(Figure record listings)
━━━━━━━━━━━━━━━━

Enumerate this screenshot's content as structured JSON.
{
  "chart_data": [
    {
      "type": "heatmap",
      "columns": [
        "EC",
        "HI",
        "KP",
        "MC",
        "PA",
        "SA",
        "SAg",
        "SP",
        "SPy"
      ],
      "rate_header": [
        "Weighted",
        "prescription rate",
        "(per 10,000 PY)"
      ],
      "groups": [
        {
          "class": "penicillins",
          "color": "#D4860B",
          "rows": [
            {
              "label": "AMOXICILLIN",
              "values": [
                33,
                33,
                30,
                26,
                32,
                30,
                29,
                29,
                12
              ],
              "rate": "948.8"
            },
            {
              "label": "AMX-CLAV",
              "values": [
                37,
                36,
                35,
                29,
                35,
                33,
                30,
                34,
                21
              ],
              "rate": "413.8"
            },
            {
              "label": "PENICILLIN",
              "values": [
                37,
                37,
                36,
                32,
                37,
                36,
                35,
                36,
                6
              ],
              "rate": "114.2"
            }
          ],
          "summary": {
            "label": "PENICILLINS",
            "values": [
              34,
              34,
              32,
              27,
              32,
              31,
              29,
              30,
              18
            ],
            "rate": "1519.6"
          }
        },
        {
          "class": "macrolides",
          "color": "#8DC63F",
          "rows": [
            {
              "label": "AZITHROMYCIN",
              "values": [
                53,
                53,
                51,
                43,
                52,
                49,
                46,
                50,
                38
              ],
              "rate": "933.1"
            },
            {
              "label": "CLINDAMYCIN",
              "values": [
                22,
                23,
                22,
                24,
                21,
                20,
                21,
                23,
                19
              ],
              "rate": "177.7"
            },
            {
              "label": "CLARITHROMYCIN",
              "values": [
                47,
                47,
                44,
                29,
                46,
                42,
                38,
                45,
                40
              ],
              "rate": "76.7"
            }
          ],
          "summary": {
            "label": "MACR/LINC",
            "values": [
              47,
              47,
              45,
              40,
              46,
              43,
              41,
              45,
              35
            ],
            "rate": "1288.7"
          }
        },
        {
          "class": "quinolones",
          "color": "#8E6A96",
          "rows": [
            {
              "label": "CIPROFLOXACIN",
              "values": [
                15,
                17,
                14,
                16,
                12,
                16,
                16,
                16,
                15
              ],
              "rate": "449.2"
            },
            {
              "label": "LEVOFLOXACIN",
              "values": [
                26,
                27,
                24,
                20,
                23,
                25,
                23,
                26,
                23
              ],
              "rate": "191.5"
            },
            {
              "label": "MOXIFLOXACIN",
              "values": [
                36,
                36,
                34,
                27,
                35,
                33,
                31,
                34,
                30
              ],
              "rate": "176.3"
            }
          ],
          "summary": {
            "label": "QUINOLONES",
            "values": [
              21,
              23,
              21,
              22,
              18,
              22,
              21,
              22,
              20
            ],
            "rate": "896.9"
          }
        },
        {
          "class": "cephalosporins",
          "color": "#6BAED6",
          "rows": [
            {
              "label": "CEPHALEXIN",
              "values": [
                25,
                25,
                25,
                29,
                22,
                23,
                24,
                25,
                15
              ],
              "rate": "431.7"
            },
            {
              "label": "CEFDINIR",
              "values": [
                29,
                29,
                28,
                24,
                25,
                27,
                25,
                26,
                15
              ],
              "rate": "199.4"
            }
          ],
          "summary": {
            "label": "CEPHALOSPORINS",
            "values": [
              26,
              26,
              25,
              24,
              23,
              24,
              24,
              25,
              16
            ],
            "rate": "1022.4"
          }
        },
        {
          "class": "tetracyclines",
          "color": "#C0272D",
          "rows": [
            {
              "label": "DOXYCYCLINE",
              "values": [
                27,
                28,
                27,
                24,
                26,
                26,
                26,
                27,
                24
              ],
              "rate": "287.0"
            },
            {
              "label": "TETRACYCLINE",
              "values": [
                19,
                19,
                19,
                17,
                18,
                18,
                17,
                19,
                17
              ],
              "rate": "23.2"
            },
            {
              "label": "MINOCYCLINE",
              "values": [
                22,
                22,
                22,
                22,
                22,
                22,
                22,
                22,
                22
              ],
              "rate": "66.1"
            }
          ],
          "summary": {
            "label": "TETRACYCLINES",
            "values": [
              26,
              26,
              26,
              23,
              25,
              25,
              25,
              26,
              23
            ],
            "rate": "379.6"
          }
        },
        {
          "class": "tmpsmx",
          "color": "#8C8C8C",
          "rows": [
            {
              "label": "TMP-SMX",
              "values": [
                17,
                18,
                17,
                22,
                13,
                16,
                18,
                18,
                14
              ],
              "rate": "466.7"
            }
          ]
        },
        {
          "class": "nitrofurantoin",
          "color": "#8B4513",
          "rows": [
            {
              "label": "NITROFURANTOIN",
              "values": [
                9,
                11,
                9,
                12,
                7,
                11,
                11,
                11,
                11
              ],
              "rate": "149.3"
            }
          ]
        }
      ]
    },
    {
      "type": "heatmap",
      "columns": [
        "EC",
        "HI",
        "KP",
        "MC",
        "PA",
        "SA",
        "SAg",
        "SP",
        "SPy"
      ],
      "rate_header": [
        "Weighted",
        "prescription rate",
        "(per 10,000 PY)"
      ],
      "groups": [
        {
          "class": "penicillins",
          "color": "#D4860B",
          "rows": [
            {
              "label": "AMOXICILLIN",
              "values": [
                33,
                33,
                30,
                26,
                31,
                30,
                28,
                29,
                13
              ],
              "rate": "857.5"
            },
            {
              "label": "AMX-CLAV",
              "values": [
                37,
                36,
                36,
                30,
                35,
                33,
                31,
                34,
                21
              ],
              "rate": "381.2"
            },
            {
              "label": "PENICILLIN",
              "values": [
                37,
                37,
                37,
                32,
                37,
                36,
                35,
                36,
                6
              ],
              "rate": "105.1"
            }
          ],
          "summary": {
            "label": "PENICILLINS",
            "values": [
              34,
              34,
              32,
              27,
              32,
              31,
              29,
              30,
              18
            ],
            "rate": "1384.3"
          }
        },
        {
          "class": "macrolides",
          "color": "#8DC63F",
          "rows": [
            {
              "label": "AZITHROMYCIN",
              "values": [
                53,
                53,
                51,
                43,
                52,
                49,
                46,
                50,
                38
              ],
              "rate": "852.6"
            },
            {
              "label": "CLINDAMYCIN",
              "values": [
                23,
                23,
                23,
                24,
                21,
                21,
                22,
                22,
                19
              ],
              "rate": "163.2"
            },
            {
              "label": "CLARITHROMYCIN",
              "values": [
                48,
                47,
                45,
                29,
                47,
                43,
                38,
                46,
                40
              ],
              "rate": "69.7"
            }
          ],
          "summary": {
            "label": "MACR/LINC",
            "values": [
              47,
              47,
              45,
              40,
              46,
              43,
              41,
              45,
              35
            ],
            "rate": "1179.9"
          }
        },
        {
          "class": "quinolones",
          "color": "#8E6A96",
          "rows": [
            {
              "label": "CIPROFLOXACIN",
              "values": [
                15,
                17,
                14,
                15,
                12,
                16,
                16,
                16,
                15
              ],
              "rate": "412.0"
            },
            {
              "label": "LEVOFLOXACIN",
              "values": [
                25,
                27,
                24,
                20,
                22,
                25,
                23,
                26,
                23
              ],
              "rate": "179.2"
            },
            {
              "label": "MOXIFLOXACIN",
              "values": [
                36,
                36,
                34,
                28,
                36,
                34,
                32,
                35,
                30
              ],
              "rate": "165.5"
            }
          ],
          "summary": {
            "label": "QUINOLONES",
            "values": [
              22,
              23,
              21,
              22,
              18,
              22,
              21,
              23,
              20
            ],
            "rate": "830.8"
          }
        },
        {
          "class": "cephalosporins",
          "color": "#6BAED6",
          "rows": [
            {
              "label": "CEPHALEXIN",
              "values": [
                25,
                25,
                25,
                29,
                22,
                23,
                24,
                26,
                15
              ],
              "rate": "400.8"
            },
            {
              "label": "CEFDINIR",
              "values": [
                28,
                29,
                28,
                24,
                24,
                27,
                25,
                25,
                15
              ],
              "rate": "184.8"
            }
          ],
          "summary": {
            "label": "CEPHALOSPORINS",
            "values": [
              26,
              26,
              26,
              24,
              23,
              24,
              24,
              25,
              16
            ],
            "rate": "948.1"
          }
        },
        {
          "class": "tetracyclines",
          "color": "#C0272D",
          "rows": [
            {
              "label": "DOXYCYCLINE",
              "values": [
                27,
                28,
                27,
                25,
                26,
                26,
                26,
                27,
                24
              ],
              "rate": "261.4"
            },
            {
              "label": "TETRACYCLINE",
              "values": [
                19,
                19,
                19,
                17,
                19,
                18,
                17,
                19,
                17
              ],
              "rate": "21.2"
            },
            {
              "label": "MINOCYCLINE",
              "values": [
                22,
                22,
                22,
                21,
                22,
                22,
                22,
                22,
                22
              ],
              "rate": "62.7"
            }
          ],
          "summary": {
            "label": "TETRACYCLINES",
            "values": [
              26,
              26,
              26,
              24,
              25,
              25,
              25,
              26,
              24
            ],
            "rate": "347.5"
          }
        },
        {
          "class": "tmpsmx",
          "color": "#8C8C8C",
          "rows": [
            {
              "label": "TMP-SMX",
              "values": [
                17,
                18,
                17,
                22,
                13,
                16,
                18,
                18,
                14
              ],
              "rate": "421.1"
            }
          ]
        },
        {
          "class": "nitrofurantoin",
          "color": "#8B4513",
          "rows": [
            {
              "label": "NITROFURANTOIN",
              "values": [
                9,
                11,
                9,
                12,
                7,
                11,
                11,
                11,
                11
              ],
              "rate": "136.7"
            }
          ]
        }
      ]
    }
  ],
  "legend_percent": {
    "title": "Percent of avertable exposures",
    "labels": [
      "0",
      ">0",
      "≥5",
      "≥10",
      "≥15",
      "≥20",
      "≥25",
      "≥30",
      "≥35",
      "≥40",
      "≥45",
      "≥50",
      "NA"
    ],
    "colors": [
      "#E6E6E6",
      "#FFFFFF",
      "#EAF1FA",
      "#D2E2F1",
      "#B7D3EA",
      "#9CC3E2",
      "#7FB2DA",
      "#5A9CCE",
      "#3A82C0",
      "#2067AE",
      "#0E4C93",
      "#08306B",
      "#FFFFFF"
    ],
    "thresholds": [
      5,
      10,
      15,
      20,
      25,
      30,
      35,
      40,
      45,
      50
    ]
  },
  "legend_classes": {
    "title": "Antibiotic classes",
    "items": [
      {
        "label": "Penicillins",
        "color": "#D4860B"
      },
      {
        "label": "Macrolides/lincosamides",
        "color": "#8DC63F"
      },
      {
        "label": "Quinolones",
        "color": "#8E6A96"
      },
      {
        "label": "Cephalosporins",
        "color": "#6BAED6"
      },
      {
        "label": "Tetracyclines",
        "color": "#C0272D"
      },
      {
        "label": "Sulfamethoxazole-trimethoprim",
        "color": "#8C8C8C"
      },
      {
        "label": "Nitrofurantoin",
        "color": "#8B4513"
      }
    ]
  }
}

━━━━━━━━━━━━━━━━

§ What you need to do: How many lines in these entries contain the string "title"? State the number and nothing more.

§ Task solution: 2